* **Written exercise**
Your task is to print every entry below exactly as given.

[Begin Given records]

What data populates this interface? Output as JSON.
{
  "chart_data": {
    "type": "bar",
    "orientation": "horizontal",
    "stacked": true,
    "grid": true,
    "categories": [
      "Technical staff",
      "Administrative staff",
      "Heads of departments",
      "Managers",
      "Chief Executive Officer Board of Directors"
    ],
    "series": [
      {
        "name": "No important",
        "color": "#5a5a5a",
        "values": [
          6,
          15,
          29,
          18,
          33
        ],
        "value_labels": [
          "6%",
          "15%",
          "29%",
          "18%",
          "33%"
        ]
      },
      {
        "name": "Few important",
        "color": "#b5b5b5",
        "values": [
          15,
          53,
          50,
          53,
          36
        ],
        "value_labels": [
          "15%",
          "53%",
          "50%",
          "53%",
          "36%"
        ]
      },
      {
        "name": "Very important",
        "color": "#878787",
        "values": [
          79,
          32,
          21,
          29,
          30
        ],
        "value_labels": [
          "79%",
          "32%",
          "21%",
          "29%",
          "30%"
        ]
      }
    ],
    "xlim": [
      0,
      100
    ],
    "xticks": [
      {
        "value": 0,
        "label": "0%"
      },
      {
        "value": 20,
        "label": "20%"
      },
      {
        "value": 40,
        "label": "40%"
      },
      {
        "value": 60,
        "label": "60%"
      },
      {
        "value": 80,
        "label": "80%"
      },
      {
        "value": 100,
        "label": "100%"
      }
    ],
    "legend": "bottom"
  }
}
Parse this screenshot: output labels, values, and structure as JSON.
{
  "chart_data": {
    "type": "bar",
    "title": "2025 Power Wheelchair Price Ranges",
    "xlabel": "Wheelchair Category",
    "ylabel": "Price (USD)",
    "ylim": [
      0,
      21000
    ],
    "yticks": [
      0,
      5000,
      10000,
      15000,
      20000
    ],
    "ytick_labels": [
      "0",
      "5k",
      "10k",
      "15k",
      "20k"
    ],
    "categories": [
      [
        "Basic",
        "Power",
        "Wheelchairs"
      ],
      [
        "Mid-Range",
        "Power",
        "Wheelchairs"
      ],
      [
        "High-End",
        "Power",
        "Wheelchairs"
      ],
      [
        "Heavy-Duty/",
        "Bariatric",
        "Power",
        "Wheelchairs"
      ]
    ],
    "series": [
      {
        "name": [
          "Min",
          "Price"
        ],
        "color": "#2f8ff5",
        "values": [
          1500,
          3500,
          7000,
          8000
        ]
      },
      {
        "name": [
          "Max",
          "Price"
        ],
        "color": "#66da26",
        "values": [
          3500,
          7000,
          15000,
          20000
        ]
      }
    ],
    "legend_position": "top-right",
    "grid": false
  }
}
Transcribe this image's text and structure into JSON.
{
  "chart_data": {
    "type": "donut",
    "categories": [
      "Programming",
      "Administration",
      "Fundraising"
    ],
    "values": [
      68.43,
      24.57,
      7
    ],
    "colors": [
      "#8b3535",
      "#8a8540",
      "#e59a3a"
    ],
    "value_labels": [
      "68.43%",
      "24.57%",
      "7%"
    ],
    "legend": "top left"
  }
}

[End Given records]

* **Result of this task**
What data populates this interface? Output as JSON.
{
  "chart_data": {
    "type": "bar",
    "orientation": "horizontal",
    "stacked": true,
    "grid": true,
    "categories": [
      "Technical staff",
      "Administrative staff",
      "Heads of departments",
      "Managers",
      "Chief Executive Officer Board of Directors"
    ],
    "series": [
      {
        "name": "No important",
        "color": "#5a5a5a",
        "values": [
          6,
          15,
          29,
          18,
          33
        ],
        "value_labels": [
          "6%",
          "15%",
          "29%",
          "18%",
          "33%"
        ]
      },
      {
        "name": "Few important",
        "color": "#b5b5b5",
        "values": [
          15,
          53,
          50,
          53,
          36
        ],
        "value_labels": [
          "15%",
          "53%",
          "50%",
          "53%",
          "36%"
        ]
      },
      {
        "name": "Very important",
        "color": "#878787",
        "values": [
          79,
          32,
          21,
          29,
          30
        ],
        "value_labels": [
          "79%",
          "32%",
          "21%",
          "29%",
          "30%"
        ]
      }
    ],
    "xlim": [
      0,
      100
    ],
    "xticks": [
      {
        "value": 0,
        "label": "0%"
      },
      {
        "value": 20,
        "label": "20%"
      },
      {
        "value": 40,
        "label": "40%"
      },
      {
        "value": 60,
        "label": "60%"
      },
      {
        "value": 80,
        "label": "80%"
      },
      {
        "value": 100,
        "label": "100%"
      }
    ],
    "legend": "bottom"
  }
}
Parse this screenshot: output labels, values, and structure as JSON.
{
  "chart_data": {
    "type": "bar",
    "title": "2025 Power Wheelchair Price Ranges",
    "xlabel": "Wheelchair Category",
    "ylabel": "Price (USD)",
    "ylim": [
      0,
      21000
    ],
    "yticks": [
      0,
      5000,
      10000,
      15000,
      20000
    ],
    "ytick_labels": [
      "0",
      "5k",
      "10k",
      "15k",
      "20k"
    ],
    "categories": [
      [
        "Basic",
        "Power",
        "Wheelchairs"
      ],
      [
        "Mid-Range",
        "Power",
        "Wheelchairs"
      ],
      [
        "High-End",
        "Power",
        "Wheelchairs"
      ],
      [
        "Heavy-Duty/",
        "Bariatric",
        "Power",
        "Wheelchairs"
      ]
    ],
    "series": [
      {
        "name": [
          "Min",
          "Price"
        ],
        "color": "#2f8ff5",
        "values": [
          1500,
          3500,
          7000,
          8000
        ]
      },
      {
        "name": [
          "Max",
          "Price"
        ],
        "color": "#66da26",
        "values": [
          3500,
          7000,
          15000,
          20000
        ]
      }
    ],
    "legend_position": "top-right",
    "grid": false
  }
}
Transcribe this image's text and structure into JSON.
{
  "chart_data": {
    "type": "donut",
    "categories": [
      "Programming",
      "Administration",
      "Fundraising"
    ],
    "values": [
      68.43,
      24.57,
      7
    ],
    "colors": [
      "#8b3535",
      "#8a8540",
      "#e59a3a"
    ],
    "value_labels": [
      "68.43%",
      "24.57%",
      "7%"
    ],
    "legend": "top left"
  }
}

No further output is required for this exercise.